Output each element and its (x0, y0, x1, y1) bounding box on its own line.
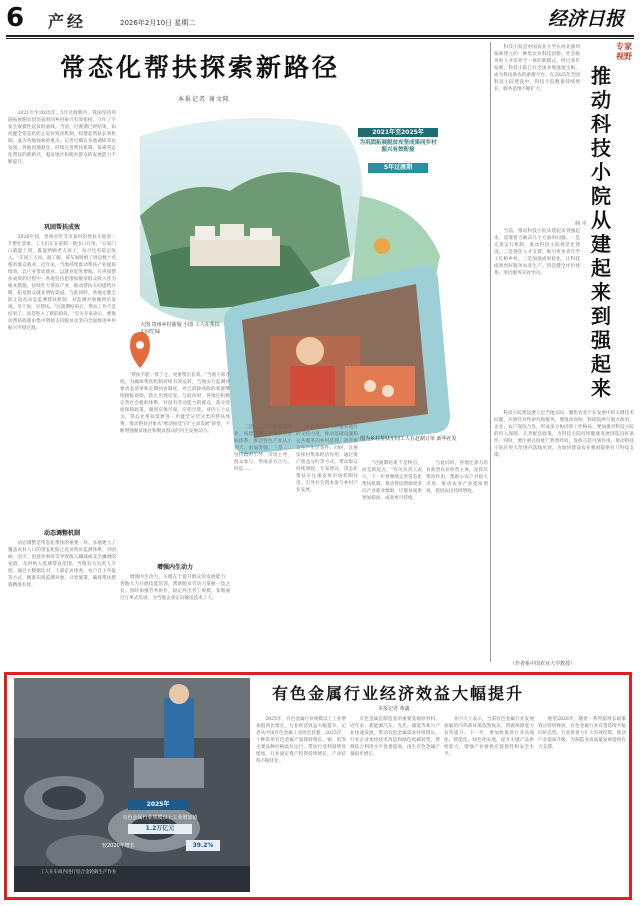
bottom-headline: 有色金属行业经济效益大幅提升 (272, 684, 525, 703)
badge-description: 为巩固拓展脱贫攻坚成果同乡村振兴有效衔接 (359, 140, 437, 153)
badge-period: 5年过渡期 (368, 163, 428, 173)
stats-panel (98, 800, 222, 858)
body-text-column: 2026年初，贵州省毕节市某村的帮扶车间里一片繁忙景象。工人们正在赶制一批出口订单。"在家门口就能上班，既能照顾老人孩子，每月还有稳定收入。"车间工人说。据了解，该车间吸纳了周边数十名脱贫群众就业。近年来，当地持续推动帮扶产业提质增效，以产业带动就业、以就业促进增收。在巩固帮扶成效的过程中，各地坚持把增加脱贫群众收入作为根本措施，持续壮大帮扶产业，推动帮扶车间提档升级，拓宽群众就业增收渠道。与此同时，各地还健全防止返贫动态监测帮扶机制，对监测对象做到早发现、早干预、早帮扶。"过渡期结束后，帮扶工作不是结束了，而是进入了新的阶段。"有关专家表示，要推动帮扶政策由集中资源支持脱贫攻坚向全面推进乡村振兴平稳过渡。 (8, 235, 116, 331)
expert-title: 推动科技小院从建起来到强起来 (591, 64, 611, 400)
body-text-column: 2021年至2025年，5年过渡期内，我国坚持巩固拓展脱贫攻坚成果同乡村振兴有效衔接，守住了不发生规模性返贫的底线。当前，过渡期已经结束，如何健全常态化防止返贫致贫机制，构建起帮扶长效机制，成为各地探索的重点。记者近期在多地调研采访发现，各地因地制宜，持续完善帮扶机制，探索常态化帮扶的新路径，脱贫地区和脱贫群众的发展能力不断提升。 (8, 111, 116, 165)
expert-tag-text: 专家视野 (616, 42, 632, 61)
expert-author: 何 平 (575, 221, 587, 227)
expert-text-column: 科技小院是中国农业大学在河北曲周探索建立的一种集农业科技创新、社会服务和人才培养于一体的新模式。经过多年发展，科技小院已在全国多地落地生根，成为科技助农的重要平台。在2025年全国科技小院建设中，科技小院数量持续增长，服务范围不断扩大。 (494, 45, 580, 92)
illustration-caption-left: 大图 贵州乡村新貌 小图 工人在帮扶车间忙碌 (140, 322, 220, 335)
stat-value-1: 1.2万亿元 (128, 824, 192, 834)
page-number: 6 (6, 3, 25, 33)
bottom-text-column: 业内人士表示，当前有色金属行业发展面临的内外部环境依然复杂，资源保障能力有待提升。下一步，要加快推进行业高端化、智能化、绿色化发展，提升关键产品供给能力，增强产业链供应链韧性和安全水平。 (444, 717, 534, 757)
illustration-caption-right: 图为乡村帮扶车间工人在赶制订单 新华社发 (360, 436, 457, 442)
bottom-byline: 本报记者 黄鑫 (378, 706, 410, 712)
expert-column-tag (614, 42, 634, 102)
subhead-3: 增强内生动力 (156, 564, 193, 571)
expert-text-column: 科技小院建设要立足当地实际，聚焦农业产业发展中的关键技术问题，开展针对性研究和服务。要推动高校、科研院所与地方政府、企业、农户深度合作，形成多方协同的工作格局。要加强对科技小院的投入保障，完善配套政策，为科技小院持续健康发展创造良好条件。同时，要注重总结推广典型经验，发挥示范引领作用，推动科技小院在更大范围内落地见效，为加快建设农业强国提供有力科技支撑。 (494, 411, 634, 458)
subhead-2: 动态调整机制 (43, 530, 80, 537)
bottom-text-column: 有色金属是制造业的重要基础原材料。近年来，新能源汽车、光伏、储能等新兴产业快速发展，带动有色金属需求持续增长。行业企业加快技术改造和绿色低碳转型，资源综合利用水平显著提高，再生有色金属产量稳步增长。 (350, 717, 440, 757)
stat-year: 2025年 (128, 800, 188, 810)
expert-text-column: 当前，推动科技小院从建起来到强起来，需要着力解决几个方面的问题。一是完善运行机制，推动科技小院规范化建设。二是强化人才支撑，吸引更多青年学子扎根乡村。三是加强成果转化，让科技成果更好服务农业生产。四是健全评价体系，突出服务实效导向。 (494, 229, 580, 276)
lead-headline: 常态化帮扶探索新路径 (60, 53, 341, 82)
body-text-column: "过渡期结束不是终点，而是新起点。"有关负责人表示，下一步将继续完善常态化帮扶机制，推动帮扶资源更多向产业就业倾斜，让脱贫成果更加稳固、成效更可持续。 (362, 461, 422, 501)
body-text-column: "帮扶不能一帮了之，更要帮出长效。"当地干部介绍，为确保帮扶机制持续有效运转，当地实行监测对象动态清零和定期回访制度，对已消除风险的家庭继续跟踪观察，防止出现反复。与此同时，各地还积极完善社会救助体系，对没有劳动能力的群众，落实兜底保障政策，做到应保尽保、应兜尽兜。业内人士认为，常态化帮扶需要进一步健全分层分类的帮扶体系，推动帮扶对象从"被动接受"向"主动发展"转变，不断增强脱贫地区和脱贫群众的内生发展动力。 (120, 373, 230, 434)
body-text-column: 二是……以产业带动就业，构建起覆盖全链条的帮扶体系，推动特色产业从小到大、由弱变强。三是……坚持政府引导、市场主导、群众参与，形成多方合力。四是…… (234, 425, 292, 472)
issue-date: 2026年2月10日 星期二 (120, 19, 196, 27)
body-text-column: 增强内生动力，关键在于提升群众的发展能力。各地大力开展技能培训，帮助脱贫劳动力掌握一技之长，同时加强劳务协作，稳定外出务工规模。某地通过订单式培训，为当地企业定向输送技术工人。 (120, 575, 230, 601)
author-credit: （作者系中国农业大学教授） (510, 661, 576, 667)
body-text-column: 各地持续加大对脱贫地区的支持力度，推动基础设施和公共服务向乡村延伸，改善群众生产生活条件。同时，注重发挥村集体经济作用，通过资产收益分红等方式，带动群众持续增收。专家建议，常态化帮扶应注重发挥市场机制作用，引导社会资本参与乡村产业发展。 (296, 425, 358, 493)
newspaper-logo: 经济日报 (548, 8, 625, 30)
body-text-column: 动态调整是常态化帮扶的重要一环。多地建立了覆盖农村人口的常态化防止返贫致贫监测体系，对因病、因灾、因意外事故等导致收入骤减或支出骤增的家庭，及时纳入监测帮扶范围。当地有关负责人介绍，通过大数据比对、干部走访排查、农户自主申报等方式，精准识别监测对象，分类施策，确保帮扶措施精准有效。 (8, 541, 116, 588)
subhead-1: 巩固帮扶成效 (43, 224, 80, 231)
body-text-column: 与此同时，各地还着力培育新型农业经营主体，发挥其带动作用，帮助小农户对接大市场，推动农业产业提质增效，促进农民持续增收。 (426, 461, 488, 494)
bottom-text-column: 2025年，有色金属行业规模以上工业增加值同比增长，行业经济效益大幅提升。记者从中国有色金属工业协会获悉，2025年，十种常用有色金属产量保持增长，铜、铝等主要品种价格高位运行，带动行业利润明显增加。行业固定资产投资持续增长，产业结构不断优化。 (256, 717, 346, 764)
factory-photo-image (14, 678, 250, 892)
period-badge (358, 128, 438, 176)
masthead-rule-thin (6, 38, 634, 39)
section-name: 产经 (48, 12, 87, 31)
lead-byline: 本报记者 谢文隆 (178, 96, 230, 103)
stat-label-2: 较2020年增长 (102, 843, 135, 849)
factory-photo (14, 678, 250, 892)
stat-label-1: 有色金属行业规模以上工业增加值 (122, 815, 198, 821)
stat-value-2: 39.2% (186, 840, 220, 851)
badge-years: 2021年至2025年 (358, 128, 438, 137)
masthead (0, 0, 640, 36)
photo-caption: 工人在车间内进行铝合金轮毂生产作业 (40, 870, 117, 875)
column-divider (490, 42, 491, 662)
masthead-rule (6, 35, 634, 37)
bottom-text-column: 展望2026年，随着一系列稳增长政策效应持续释放，有色金属行业有望延续平稳向好态势。行业将着力扩大有效投资，推动产业提质升级，为制造业高质量发展提供有力支撑。 (538, 717, 626, 750)
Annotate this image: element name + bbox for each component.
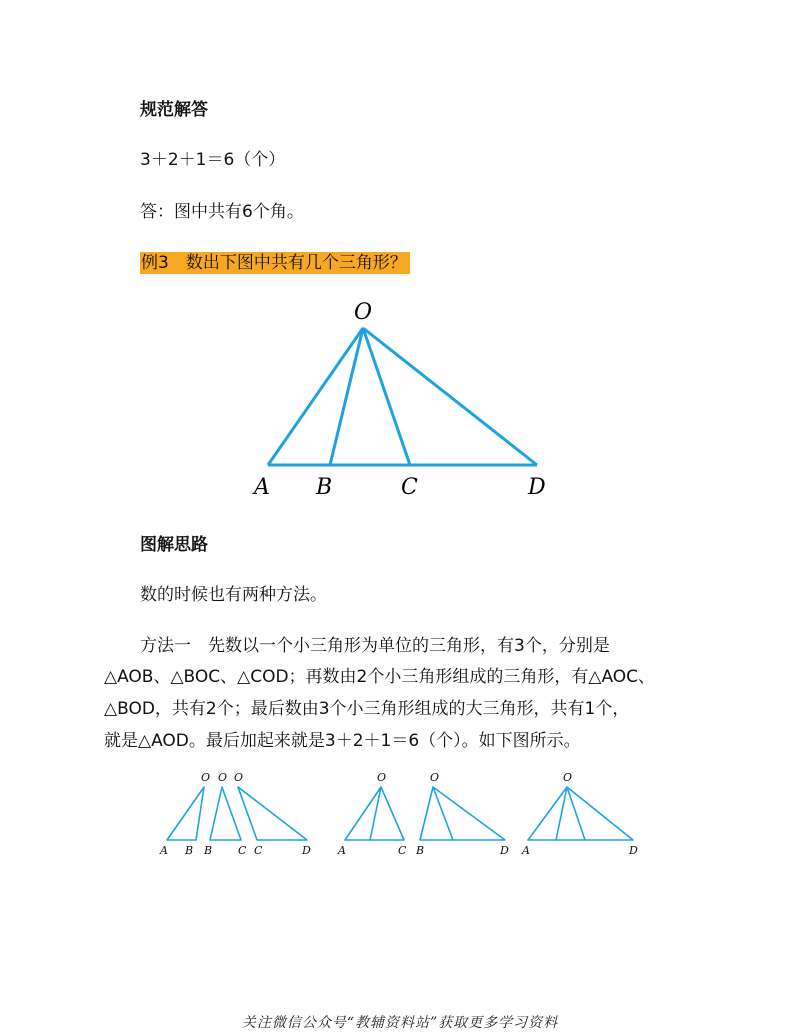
small-label-b3: B (416, 844, 425, 857)
label-c: C (401, 475, 418, 500)
small-tri-aod (528, 787, 633, 840)
solution-heading: 规范解答 (140, 100, 208, 120)
small-label-a2: A (338, 844, 346, 857)
line-od (363, 328, 537, 465)
small-label-o5: O (430, 771, 440, 784)
small-label-d2: D (500, 844, 509, 857)
example3-highlight: 例3 数出下图中共有几个三角形？ (140, 252, 410, 274)
label-b: B (316, 475, 333, 500)
method-line-1: 方法一 先数以一个小三角形为单位的三角形，有3个，分别是 (140, 636, 610, 656)
analysis-intro: 数的时候也有两种方法。 (140, 585, 327, 605)
label-d: D (528, 475, 546, 500)
small-diagrams (167, 787, 633, 840)
line-oa (268, 328, 363, 465)
small-tri-bod (420, 787, 505, 840)
small-label-c1: C (238, 844, 247, 857)
analysis-heading: 图解思路 (140, 535, 208, 555)
small-label-o4: O (377, 771, 387, 784)
small-label-o1: O (201, 771, 211, 784)
small-label-o6: O (563, 771, 573, 784)
method-line-2: △AOB、△BOC、△COD；再数由2个小三角形组成的三角形，有△AOC、 (104, 667, 656, 687)
method-line-3: △BOD，共有2个；最后数由3个小三角形组成的大三角形，共有1个， (104, 699, 630, 719)
solution-equation: 3＋2＋1＝6（个） (140, 150, 286, 170)
small-label-d3: D (629, 844, 638, 857)
small-label-c3: C (398, 844, 407, 857)
small-label-o3: O (234, 771, 244, 784)
label-a: A (254, 475, 270, 500)
small-label-b1: B (185, 844, 194, 857)
label-o: O (354, 300, 373, 325)
line-ob (330, 328, 363, 465)
line-oc (363, 328, 410, 465)
small-label-d1: D (302, 844, 311, 857)
small-label-b2: B (204, 844, 213, 857)
small-tri-cod (238, 787, 307, 840)
footer-watermark: 关注微信公众号“教辅资料站”获取更多学习资料 (241, 1015, 559, 1031)
method-line-4: 就是△AOD。最后加起来就是3＋2＋1＝6（个）。如下图所示。 (104, 731, 581, 751)
small-label-a3: A (522, 844, 530, 857)
solution-answer: 答：图中共有6个角。 (140, 202, 304, 222)
small-tri-boc (210, 787, 241, 840)
small-tri-aoc (345, 787, 404, 840)
small-label-a1: A (160, 844, 168, 857)
small-label-c2: C (254, 844, 263, 857)
small-label-o2: O (218, 771, 228, 784)
small-tri-aob (167, 787, 204, 840)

INSTRUCCIONES DE TRABAJO: Reúna todas las líneas del listado anterior que contengan la cadena "photo". Tenga en cuenta que se distinguen mayúsculas y minúsculas.

RESPUESTA DEL EJERCICIO:
factory-photo-image (14, 678, 250, 892)
factory-photo (14, 678, 250, 892)
photo-caption: 工人在车间内进行铝合金轮毂生产作业 (40, 870, 117, 875)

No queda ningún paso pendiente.